# Working data
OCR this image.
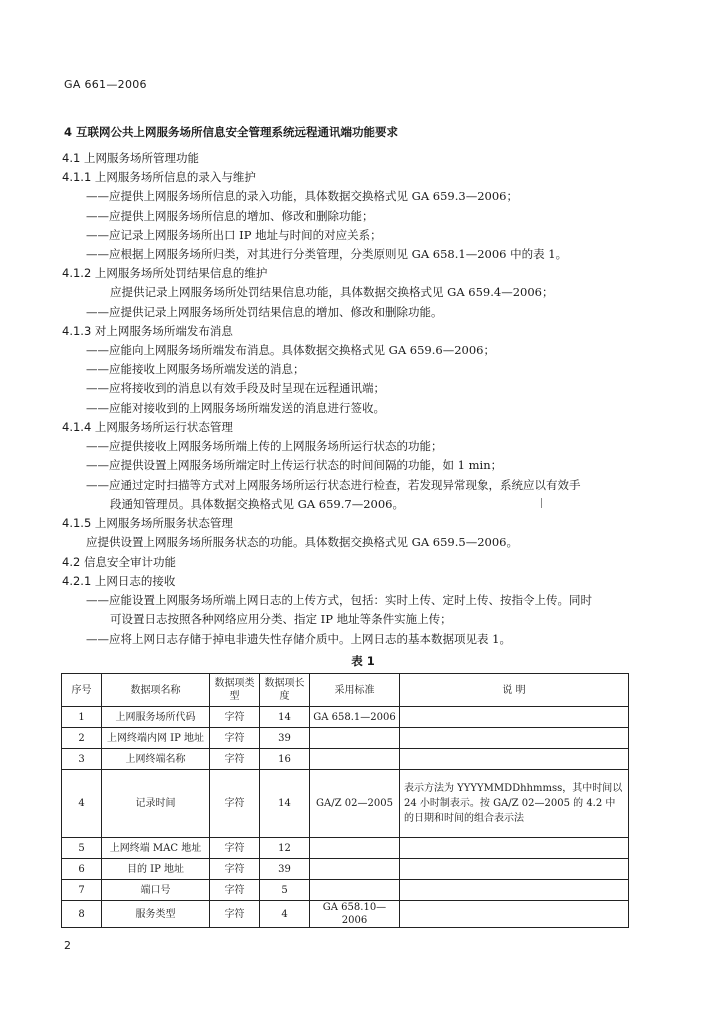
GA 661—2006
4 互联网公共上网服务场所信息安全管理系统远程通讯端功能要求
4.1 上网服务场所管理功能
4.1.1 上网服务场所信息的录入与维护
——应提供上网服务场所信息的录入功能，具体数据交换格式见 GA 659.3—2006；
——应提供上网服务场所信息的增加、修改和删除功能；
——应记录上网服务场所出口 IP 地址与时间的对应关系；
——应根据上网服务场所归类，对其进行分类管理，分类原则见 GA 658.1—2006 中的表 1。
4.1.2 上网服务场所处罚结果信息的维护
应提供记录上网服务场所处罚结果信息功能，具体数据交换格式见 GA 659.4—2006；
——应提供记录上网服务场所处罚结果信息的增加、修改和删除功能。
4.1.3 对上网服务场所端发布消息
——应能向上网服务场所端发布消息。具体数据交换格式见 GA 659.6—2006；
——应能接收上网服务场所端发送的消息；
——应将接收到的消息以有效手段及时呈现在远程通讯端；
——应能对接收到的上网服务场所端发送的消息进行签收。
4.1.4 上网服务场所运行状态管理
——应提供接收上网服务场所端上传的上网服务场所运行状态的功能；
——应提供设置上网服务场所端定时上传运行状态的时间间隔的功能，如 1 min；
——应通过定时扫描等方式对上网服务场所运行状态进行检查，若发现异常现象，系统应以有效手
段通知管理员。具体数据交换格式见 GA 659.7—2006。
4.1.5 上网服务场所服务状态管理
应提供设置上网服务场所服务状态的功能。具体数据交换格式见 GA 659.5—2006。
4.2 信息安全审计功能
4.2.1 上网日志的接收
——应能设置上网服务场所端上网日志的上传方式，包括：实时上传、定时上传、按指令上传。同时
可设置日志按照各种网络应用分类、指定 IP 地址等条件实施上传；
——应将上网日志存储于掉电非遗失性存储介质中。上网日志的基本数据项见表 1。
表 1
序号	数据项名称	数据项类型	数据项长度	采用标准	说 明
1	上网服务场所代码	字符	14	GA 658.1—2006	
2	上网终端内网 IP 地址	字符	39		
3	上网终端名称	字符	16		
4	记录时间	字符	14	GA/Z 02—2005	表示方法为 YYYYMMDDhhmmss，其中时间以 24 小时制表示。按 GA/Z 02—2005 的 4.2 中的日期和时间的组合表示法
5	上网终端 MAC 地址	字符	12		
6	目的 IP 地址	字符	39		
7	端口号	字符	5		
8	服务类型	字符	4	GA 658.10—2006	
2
--
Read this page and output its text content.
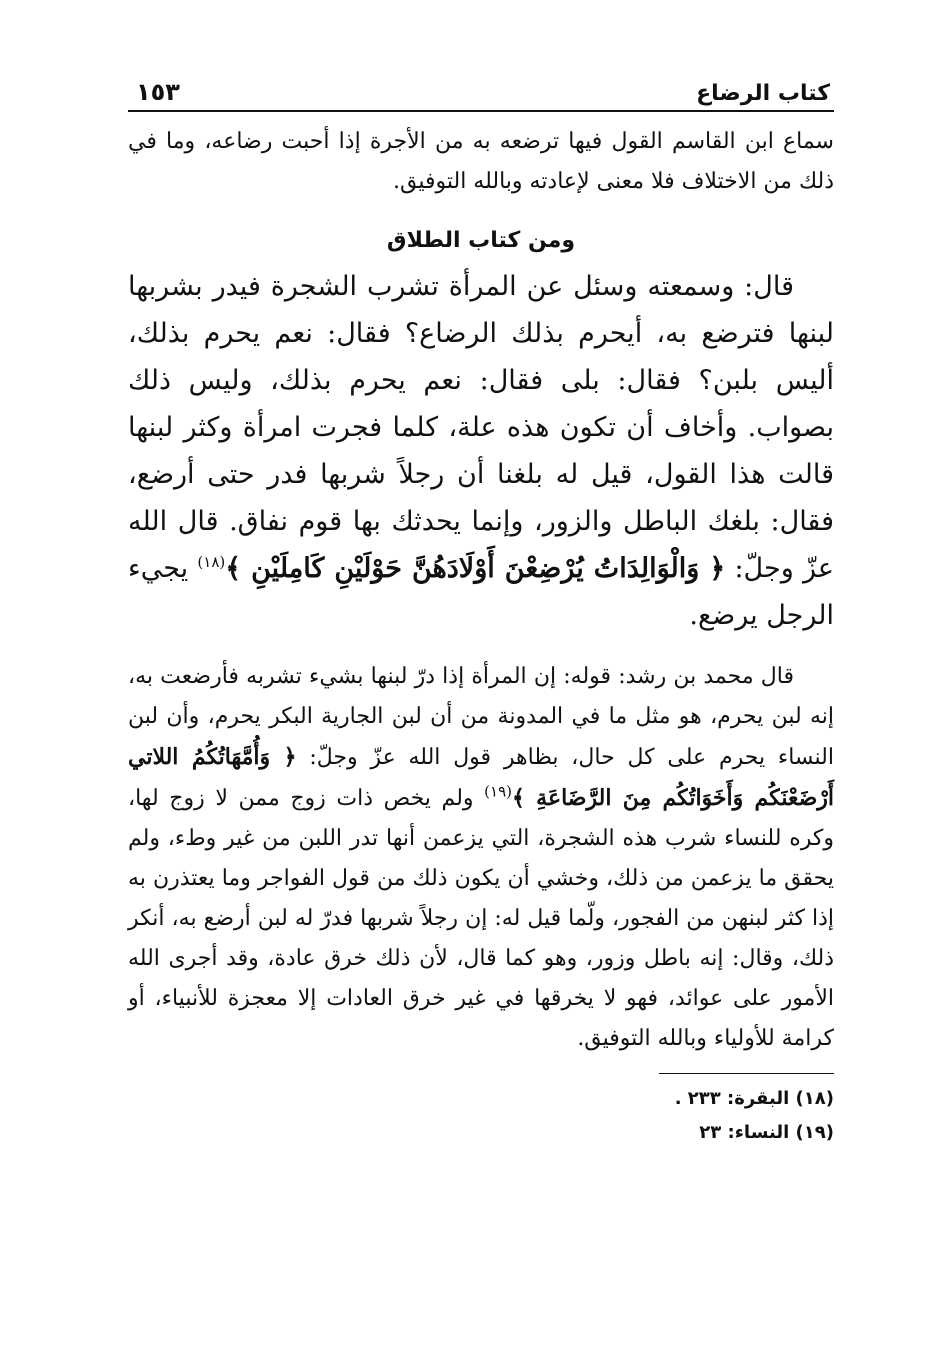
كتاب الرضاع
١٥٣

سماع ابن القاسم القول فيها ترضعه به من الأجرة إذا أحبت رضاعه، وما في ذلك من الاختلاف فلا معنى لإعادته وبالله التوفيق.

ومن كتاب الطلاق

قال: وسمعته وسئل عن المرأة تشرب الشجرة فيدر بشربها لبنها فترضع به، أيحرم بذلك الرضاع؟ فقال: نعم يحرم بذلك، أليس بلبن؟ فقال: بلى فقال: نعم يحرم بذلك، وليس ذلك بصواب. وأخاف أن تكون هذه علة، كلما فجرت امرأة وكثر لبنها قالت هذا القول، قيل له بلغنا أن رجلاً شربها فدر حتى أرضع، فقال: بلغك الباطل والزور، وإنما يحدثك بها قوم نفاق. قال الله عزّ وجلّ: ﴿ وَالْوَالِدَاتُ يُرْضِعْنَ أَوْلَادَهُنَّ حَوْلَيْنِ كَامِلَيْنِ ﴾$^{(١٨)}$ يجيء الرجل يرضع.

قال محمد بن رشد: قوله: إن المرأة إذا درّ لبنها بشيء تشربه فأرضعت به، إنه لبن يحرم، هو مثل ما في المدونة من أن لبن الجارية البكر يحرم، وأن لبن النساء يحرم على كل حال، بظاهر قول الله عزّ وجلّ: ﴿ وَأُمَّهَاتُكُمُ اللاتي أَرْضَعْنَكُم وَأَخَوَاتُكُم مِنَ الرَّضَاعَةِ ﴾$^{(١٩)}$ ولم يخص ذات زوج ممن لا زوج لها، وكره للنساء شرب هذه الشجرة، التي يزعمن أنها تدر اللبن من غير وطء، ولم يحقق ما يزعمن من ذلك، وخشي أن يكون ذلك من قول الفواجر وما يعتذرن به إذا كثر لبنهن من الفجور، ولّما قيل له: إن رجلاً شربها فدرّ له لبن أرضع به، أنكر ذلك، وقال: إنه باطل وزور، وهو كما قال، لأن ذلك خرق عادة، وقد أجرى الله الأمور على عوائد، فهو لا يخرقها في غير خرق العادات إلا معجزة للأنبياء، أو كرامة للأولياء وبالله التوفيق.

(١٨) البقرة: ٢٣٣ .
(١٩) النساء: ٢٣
--
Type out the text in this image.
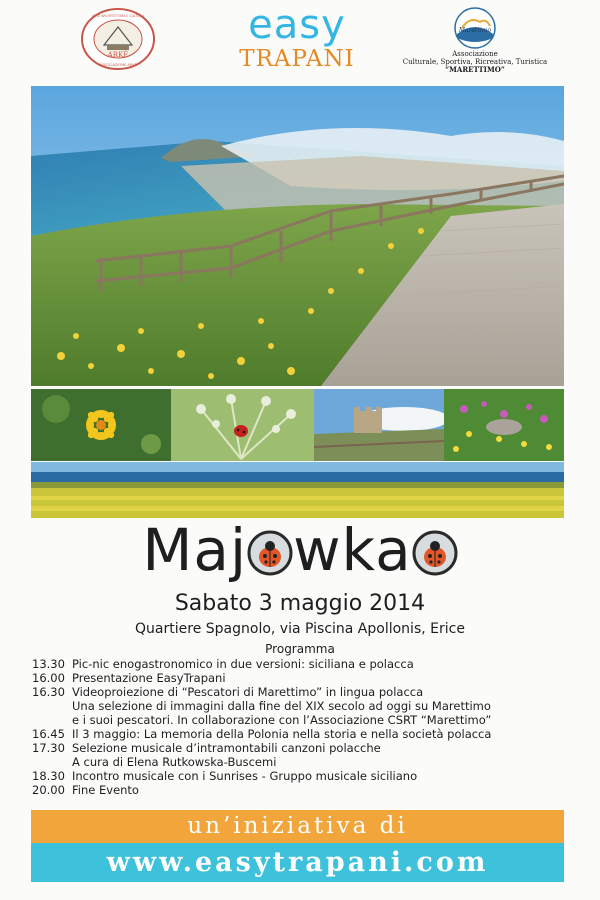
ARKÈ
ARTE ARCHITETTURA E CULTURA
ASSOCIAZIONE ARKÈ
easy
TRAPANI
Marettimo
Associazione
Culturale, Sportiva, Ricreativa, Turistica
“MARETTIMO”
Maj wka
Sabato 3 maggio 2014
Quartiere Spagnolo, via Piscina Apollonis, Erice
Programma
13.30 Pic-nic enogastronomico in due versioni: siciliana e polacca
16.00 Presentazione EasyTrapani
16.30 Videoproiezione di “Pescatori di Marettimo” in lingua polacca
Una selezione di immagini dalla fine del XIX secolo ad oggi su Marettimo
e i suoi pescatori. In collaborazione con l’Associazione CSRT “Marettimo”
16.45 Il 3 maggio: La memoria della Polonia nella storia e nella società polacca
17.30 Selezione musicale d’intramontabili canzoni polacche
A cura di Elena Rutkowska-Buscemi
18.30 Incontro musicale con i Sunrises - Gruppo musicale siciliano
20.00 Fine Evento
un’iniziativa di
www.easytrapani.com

# Stated exercise
Using the listing above, list every line in which the string "شربها" occurs.

# Result
قال: وسمعته وسئل عن المرأة تشرب الشجرة فيدر بشربها لبنها فترضع به، أيحرم بذلك الرضاع؟ فقال: نعم يحرم بذلك، أليس بلبن؟ فقال: بلى فقال: نعم يحرم بذلك، وليس ذلك بصواب. وأخاف أن تكون هذه علة، كلما فجرت امرأة وكثر لبنها قالت هذا القول، قيل له بلغنا أن رجلاً شربها فدر حتى أرضع، فقال: بلغك الباطل والزور، وإنما يحدثك بها قوم نفاق. قال الله عزّ وجلّ: ﴿ وَالْوَالِدَاتُ يُرْضِعْنَ أَوْلَادَهُنَّ حَوْلَيْنِ كَامِلَيْنِ ﴾$^{(١٨)}$ يجيء الرجل يرضع.
قال محمد بن رشد: قوله: إن المرأة إذا درّ لبنها بشيء تشربه فأرضعت به، إنه لبن يحرم، هو مثل ما في المدونة من أن لبن الجارية البكر يحرم، وأن لبن النساء يحرم على كل حال، بظاهر قول الله عزّ وجلّ: ﴿ وَأُمَّهَاتُكُمُ اللاتي أَرْضَعْنَكُم وَأَخَوَاتُكُم مِنَ الرَّضَاعَةِ ﴾$^{(١٩)}$ ولم يخص ذات زوج ممن لا زوج لها، وكره للنساء شرب هذه الشجرة، التي يزعمن أنها تدر اللبن من غير وطء، ولم يحقق ما يزعمن من ذلك، وخشي أن يكون ذلك من قول الفواجر وما يعتذرن به إذا كثر لبنهن من الفجور، ولّما قيل له: إن رجلاً شربها فدرّ له لبن أرضع به، أنكر ذلك، وقال: إنه باطل وزور، وهو كما قال، لأن ذلك خرق عادة، وقد أجرى الله الأمور على عوائد، فهو لا يخرقها في غير خرق العادات إلا معجزة للأنبياء، أو كرامة للأولياء وبالله التوفيق.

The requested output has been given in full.